Collected data:
******

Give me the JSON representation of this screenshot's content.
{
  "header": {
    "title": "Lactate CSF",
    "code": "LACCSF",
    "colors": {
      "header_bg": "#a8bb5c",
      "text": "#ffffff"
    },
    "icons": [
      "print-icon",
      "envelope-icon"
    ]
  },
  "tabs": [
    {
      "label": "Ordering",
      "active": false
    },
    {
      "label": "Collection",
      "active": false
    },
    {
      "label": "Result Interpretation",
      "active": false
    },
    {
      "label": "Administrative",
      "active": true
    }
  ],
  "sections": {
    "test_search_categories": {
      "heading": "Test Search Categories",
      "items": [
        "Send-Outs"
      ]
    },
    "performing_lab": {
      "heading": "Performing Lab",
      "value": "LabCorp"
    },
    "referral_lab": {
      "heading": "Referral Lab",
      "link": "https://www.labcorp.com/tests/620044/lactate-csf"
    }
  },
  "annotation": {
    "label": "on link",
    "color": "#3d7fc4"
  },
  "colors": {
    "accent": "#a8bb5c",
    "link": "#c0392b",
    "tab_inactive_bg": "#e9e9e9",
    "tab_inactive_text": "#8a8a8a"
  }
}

******

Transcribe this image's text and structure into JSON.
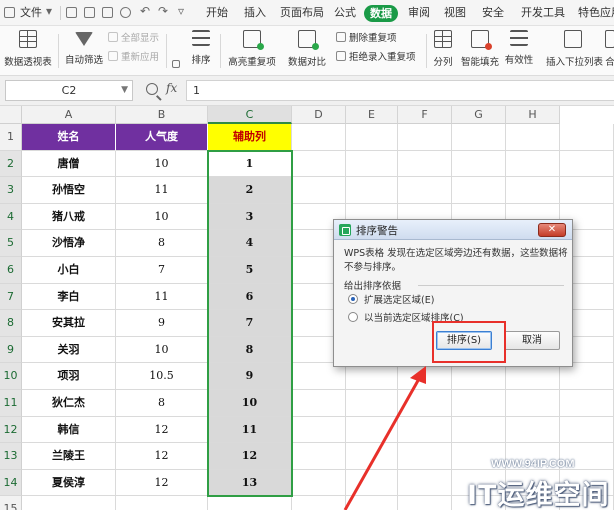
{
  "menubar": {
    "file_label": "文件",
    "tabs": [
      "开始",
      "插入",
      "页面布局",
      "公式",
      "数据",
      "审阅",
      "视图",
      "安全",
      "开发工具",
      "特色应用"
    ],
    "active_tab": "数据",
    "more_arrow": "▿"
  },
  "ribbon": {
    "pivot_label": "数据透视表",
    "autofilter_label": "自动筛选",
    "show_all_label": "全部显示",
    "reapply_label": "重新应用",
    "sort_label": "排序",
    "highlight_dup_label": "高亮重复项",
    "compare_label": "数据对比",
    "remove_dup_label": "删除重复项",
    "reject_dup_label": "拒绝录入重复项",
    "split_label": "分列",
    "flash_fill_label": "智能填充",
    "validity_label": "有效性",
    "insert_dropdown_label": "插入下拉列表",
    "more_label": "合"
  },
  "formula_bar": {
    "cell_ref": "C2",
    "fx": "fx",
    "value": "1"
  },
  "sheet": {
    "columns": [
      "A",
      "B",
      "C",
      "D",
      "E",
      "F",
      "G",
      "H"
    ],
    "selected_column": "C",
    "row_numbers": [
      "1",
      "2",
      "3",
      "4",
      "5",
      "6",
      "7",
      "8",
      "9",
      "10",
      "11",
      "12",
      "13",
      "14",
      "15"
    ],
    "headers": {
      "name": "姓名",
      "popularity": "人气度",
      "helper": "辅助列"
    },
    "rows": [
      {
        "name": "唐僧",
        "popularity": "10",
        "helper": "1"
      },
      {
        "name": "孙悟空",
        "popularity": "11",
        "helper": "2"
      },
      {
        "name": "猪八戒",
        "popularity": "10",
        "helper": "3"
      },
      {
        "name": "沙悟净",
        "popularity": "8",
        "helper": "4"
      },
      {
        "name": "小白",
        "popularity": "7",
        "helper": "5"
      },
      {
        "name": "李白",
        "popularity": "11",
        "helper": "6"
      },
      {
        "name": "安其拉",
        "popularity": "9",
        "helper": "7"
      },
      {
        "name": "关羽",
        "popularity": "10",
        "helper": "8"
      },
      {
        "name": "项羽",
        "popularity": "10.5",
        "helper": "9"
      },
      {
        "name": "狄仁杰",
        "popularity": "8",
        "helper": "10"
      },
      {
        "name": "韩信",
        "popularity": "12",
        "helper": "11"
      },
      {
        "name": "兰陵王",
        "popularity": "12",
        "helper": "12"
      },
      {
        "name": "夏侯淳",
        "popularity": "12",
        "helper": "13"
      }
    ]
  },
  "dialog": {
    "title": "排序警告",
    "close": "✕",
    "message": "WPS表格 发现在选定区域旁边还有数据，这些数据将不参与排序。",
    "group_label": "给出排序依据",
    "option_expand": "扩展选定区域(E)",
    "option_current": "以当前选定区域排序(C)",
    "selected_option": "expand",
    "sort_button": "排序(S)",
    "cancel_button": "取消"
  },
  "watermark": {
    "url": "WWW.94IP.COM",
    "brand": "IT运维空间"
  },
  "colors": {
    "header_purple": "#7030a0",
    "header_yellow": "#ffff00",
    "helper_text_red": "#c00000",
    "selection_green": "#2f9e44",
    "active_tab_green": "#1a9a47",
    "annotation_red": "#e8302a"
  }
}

******

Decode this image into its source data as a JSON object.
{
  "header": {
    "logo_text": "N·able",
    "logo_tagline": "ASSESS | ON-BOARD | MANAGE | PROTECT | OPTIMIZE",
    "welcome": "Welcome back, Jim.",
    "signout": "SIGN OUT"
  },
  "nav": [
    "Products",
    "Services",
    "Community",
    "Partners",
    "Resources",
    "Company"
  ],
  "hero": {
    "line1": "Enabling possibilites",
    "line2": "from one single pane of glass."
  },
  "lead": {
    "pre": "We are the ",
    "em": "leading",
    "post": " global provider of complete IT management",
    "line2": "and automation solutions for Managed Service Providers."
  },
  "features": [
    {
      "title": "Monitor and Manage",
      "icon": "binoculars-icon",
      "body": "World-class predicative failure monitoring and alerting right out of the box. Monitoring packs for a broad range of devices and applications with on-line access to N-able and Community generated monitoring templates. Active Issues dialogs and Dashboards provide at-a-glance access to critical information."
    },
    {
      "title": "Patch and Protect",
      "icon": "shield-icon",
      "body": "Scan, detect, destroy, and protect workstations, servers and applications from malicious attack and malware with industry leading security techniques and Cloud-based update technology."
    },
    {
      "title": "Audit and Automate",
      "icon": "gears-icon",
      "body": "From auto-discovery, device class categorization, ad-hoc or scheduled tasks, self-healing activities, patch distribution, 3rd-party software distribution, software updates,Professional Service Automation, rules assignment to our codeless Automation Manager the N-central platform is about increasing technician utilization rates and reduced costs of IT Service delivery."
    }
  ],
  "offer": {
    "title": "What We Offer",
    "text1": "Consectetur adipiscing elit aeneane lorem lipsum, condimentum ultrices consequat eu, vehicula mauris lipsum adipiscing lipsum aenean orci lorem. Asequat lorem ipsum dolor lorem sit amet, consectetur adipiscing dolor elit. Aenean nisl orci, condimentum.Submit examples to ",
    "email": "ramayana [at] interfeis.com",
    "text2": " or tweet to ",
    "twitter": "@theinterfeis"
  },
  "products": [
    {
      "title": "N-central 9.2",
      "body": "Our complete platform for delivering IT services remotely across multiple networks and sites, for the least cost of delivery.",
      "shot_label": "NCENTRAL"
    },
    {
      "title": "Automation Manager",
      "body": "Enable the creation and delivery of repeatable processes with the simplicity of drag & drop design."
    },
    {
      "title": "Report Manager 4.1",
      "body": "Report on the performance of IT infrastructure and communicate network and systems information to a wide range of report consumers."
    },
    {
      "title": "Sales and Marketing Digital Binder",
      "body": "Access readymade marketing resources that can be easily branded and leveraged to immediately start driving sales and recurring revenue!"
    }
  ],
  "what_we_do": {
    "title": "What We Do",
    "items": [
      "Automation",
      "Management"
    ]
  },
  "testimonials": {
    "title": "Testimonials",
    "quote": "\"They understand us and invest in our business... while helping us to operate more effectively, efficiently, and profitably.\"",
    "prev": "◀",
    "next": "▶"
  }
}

******

Objective:
In the entries above, locate every line with the word "JSON" and copy it.

Reply:
Give me the JSON representation of this screenshot's content.
Transcribe this image's text and structure into JSON.
Decode this image into its source data as a JSON object.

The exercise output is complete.